- _EXERCISE_: Collect each line of the entries that holds the string "fields".

- _DATASET_:
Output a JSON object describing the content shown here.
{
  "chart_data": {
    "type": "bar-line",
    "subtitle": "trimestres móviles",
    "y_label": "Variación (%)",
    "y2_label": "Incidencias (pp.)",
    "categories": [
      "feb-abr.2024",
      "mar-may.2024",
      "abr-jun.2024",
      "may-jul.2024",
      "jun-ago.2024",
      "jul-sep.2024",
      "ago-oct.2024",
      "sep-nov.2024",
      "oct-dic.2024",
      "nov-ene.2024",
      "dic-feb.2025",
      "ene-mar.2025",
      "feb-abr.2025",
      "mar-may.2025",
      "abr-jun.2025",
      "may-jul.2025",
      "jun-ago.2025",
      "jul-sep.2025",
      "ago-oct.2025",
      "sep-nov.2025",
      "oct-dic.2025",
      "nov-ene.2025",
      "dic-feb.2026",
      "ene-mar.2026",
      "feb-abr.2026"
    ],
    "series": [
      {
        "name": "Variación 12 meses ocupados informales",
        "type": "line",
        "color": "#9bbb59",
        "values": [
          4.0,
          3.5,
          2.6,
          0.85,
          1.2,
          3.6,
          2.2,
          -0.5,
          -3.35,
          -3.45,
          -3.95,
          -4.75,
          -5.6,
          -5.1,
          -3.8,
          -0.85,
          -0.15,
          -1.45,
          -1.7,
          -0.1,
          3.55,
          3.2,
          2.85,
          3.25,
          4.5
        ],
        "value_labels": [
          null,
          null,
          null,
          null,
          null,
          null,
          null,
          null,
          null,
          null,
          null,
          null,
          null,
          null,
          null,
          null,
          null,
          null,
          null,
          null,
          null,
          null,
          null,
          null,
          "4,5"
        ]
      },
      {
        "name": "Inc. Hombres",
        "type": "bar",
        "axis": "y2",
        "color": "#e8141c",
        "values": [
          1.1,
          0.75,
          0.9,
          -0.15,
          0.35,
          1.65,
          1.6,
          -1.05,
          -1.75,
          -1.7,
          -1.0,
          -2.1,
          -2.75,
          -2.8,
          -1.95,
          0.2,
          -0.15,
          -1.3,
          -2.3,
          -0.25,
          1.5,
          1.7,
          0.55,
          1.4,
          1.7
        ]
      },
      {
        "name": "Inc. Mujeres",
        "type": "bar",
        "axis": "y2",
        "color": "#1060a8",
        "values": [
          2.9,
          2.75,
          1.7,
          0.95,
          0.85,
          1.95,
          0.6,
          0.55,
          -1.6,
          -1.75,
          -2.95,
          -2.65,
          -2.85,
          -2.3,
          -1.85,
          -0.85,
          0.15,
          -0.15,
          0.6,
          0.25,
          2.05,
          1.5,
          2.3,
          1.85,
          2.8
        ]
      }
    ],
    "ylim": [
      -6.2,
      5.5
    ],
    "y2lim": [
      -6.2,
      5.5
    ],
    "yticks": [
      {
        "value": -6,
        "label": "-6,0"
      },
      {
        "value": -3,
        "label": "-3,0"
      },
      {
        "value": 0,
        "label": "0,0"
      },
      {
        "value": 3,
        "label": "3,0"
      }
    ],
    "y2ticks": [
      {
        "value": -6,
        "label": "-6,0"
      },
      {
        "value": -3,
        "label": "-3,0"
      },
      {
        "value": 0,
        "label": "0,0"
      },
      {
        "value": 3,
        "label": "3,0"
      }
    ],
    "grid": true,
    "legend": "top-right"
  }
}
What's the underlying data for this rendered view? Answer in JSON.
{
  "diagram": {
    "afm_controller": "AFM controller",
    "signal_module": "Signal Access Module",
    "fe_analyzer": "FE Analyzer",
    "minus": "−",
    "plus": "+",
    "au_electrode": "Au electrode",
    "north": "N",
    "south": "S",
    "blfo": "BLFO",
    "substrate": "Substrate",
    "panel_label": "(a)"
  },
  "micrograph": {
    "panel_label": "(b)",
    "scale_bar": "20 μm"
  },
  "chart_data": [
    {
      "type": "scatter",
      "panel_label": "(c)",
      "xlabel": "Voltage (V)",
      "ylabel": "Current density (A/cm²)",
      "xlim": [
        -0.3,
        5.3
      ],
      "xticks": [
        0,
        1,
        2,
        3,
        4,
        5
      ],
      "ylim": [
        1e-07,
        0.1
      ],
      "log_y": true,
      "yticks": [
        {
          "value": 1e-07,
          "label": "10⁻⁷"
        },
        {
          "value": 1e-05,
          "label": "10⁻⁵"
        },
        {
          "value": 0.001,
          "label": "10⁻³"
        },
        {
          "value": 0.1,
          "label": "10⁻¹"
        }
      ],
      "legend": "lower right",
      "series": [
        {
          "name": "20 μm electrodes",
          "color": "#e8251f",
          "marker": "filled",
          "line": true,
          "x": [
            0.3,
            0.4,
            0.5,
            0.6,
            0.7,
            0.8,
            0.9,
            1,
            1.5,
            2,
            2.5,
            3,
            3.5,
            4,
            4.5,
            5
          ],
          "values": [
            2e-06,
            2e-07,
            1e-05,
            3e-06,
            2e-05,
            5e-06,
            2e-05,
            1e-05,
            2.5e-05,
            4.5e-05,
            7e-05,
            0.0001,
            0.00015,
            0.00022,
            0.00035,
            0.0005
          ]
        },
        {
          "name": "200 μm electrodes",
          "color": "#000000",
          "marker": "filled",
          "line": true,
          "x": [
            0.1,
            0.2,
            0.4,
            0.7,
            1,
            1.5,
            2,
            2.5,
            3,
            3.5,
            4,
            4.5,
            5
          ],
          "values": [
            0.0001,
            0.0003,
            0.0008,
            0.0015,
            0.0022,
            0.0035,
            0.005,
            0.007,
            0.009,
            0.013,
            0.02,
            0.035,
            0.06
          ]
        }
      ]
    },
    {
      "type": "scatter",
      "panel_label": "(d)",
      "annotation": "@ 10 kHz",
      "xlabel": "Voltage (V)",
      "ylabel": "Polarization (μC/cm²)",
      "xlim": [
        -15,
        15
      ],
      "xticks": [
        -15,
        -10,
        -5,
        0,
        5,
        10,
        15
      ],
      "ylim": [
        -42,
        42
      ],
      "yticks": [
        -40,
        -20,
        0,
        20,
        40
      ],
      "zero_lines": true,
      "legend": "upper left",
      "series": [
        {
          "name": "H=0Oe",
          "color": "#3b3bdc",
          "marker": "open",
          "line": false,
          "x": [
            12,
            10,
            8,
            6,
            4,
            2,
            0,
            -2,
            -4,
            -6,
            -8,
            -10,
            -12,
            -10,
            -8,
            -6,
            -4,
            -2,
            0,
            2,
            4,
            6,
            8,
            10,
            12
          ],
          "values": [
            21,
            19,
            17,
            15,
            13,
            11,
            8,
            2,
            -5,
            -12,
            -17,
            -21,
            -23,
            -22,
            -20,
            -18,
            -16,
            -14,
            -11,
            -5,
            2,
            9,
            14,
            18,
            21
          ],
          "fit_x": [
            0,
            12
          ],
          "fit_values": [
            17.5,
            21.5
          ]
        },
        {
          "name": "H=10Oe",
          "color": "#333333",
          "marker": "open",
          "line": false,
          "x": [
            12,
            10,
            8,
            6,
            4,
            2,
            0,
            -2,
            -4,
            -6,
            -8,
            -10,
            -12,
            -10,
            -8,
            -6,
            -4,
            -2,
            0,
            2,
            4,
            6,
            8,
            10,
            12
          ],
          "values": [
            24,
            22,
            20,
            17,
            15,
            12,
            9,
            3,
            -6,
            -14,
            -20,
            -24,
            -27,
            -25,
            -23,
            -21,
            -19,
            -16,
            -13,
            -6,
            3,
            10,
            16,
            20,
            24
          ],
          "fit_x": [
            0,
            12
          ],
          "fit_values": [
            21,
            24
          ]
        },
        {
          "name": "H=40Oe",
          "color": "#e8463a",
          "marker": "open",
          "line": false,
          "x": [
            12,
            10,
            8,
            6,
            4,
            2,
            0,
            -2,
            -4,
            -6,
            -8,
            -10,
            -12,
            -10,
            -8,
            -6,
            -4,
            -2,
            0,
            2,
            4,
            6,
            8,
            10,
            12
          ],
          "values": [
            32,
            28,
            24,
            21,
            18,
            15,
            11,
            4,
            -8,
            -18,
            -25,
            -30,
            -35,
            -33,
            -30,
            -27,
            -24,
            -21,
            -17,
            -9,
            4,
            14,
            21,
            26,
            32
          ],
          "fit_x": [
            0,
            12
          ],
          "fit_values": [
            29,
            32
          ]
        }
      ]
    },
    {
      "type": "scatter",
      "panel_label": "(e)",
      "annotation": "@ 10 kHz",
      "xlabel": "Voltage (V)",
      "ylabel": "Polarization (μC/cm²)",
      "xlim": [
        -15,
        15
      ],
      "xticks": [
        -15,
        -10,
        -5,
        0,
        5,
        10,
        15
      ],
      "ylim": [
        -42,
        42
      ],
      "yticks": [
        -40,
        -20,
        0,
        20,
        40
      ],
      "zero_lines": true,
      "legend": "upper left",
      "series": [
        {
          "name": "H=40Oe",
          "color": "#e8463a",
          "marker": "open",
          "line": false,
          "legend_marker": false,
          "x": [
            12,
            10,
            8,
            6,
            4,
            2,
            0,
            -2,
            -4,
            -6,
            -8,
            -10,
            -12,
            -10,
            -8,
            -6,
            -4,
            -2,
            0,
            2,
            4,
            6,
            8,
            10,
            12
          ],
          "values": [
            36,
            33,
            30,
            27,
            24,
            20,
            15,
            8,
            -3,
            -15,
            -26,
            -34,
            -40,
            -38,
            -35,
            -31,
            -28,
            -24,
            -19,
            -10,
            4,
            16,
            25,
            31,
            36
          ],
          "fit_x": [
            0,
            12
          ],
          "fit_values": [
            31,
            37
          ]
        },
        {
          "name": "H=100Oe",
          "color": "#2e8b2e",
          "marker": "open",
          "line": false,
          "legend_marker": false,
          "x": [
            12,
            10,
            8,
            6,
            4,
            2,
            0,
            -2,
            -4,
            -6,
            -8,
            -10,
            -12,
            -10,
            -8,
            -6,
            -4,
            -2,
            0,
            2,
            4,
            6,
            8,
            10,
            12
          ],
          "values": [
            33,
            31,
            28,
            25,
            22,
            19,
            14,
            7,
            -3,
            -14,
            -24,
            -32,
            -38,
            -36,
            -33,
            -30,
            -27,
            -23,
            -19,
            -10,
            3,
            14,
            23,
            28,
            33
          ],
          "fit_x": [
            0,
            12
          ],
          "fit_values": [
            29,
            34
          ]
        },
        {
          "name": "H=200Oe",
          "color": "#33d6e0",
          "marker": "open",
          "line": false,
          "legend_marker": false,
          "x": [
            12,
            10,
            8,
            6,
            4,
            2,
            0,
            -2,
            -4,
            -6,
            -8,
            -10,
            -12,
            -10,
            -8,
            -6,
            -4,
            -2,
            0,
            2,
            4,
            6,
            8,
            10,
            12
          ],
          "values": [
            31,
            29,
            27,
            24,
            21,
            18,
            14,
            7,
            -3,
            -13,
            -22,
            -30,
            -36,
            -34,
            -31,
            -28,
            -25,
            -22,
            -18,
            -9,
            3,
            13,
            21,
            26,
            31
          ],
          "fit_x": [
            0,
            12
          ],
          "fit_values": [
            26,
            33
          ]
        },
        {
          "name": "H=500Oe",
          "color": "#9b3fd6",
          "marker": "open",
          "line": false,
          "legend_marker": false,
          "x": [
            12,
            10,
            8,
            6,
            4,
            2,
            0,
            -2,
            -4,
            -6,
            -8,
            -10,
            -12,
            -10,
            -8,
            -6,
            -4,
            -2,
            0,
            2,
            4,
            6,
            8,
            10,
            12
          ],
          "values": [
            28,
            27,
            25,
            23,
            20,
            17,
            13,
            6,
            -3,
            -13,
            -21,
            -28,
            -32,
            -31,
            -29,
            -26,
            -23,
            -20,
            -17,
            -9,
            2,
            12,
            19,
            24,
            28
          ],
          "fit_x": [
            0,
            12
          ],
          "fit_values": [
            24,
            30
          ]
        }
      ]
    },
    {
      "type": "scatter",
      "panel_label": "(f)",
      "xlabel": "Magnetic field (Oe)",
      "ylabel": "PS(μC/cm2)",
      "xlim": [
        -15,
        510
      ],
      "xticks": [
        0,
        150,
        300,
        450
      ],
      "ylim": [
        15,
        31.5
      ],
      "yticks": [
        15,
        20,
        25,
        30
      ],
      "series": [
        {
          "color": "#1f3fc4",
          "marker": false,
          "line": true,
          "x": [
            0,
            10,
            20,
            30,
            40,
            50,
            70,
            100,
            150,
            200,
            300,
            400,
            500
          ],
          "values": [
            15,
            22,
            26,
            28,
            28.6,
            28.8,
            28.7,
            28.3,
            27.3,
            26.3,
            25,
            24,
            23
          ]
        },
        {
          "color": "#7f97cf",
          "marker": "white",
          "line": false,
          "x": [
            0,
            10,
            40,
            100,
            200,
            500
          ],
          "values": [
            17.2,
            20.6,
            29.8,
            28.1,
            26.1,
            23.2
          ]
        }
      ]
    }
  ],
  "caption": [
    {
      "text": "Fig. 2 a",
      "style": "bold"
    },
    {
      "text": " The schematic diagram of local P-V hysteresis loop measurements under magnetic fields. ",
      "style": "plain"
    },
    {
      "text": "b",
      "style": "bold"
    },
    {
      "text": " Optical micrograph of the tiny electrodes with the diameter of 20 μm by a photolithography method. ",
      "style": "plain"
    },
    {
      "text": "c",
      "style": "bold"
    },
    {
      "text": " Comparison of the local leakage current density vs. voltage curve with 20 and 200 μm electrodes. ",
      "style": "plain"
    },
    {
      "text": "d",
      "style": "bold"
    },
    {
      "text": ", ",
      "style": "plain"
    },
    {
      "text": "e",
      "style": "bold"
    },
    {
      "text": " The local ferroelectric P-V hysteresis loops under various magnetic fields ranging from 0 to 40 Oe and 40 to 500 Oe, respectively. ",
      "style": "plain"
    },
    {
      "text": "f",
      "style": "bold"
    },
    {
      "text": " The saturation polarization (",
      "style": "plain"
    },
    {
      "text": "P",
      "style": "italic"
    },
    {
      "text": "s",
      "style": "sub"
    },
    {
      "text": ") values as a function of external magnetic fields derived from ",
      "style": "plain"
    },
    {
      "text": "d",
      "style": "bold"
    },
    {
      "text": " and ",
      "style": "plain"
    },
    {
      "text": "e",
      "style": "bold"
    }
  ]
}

- _SOLUTION TO THIS PROBLEM_:
      "text": " The schematic diagram of local P-V hysteresis loop measurements under magnetic fields. ",
      "text": " The local ferroelectric P-V hysteresis loops under various magnetic fields ranging from 0 to 40 Oe and 40 to 500 Oe, respectively. ",
      "text": ") values as a function of external magnetic fields derived from ",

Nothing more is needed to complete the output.